Task:
Write out each record below exactly as it appears, with no pictures.

Record excerpts:
________________

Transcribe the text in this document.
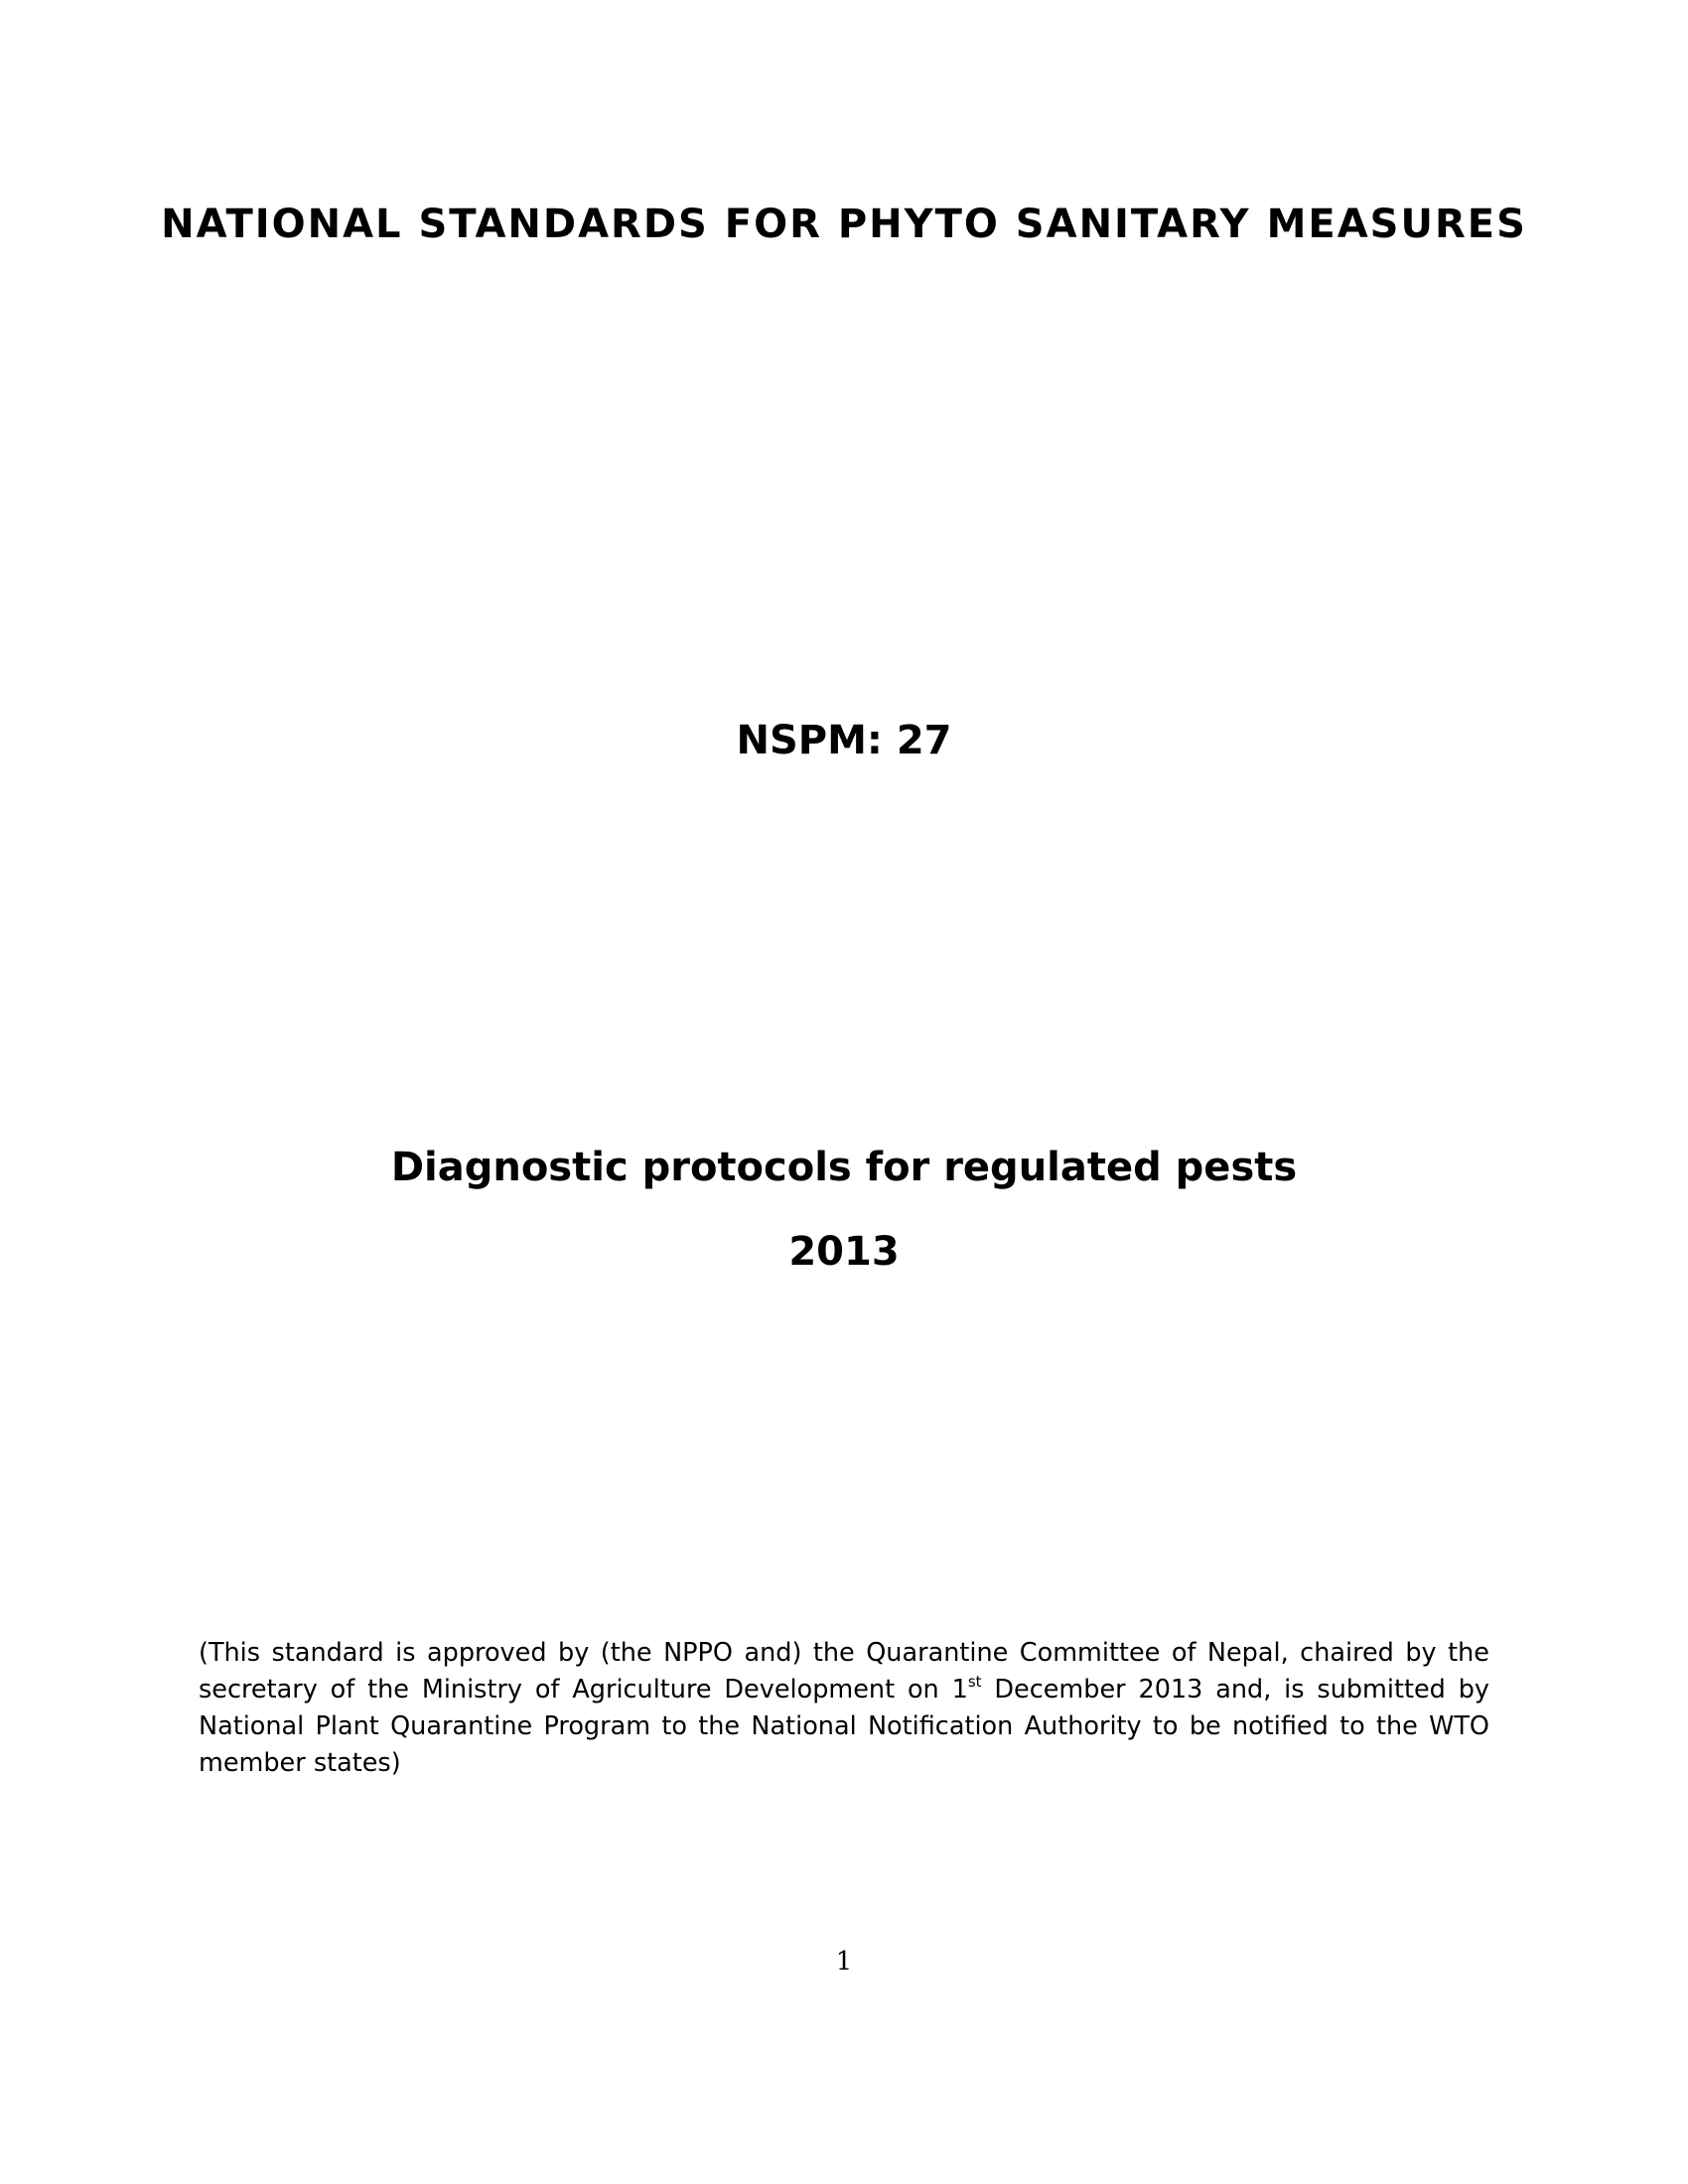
NATIONAL STANDARDS FOR PHYTO SANITARY MEASURES
NSPM: 27
Diagnostic protocols for regulated pests
2013
(This standard is approved by (the NPPO and) the Quarantine Committee of Nepal, chaired by the secretary of the Ministry of Agriculture Development on 1st December 2013 and, is submitted by National Plant Quarantine Program to the National Notification Authority to be notified to the WTO member states)
1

________________

Answer to this task:
Transcribe the text in this document.
NATIONAL STANDARDS FOR PHYTO SANITARY MEASURES
NSPM: 27
Diagnostic protocols for regulated pests
2013
(This standard is approved by (the NPPO and) the Quarantine Committee of Nepal, chaired by the secretary of the Ministry of Agriculture Development on 1st December 2013 and, is submitted by National Plant Quarantine Program to the National Notification Authority to be notified to the WTO member states)
1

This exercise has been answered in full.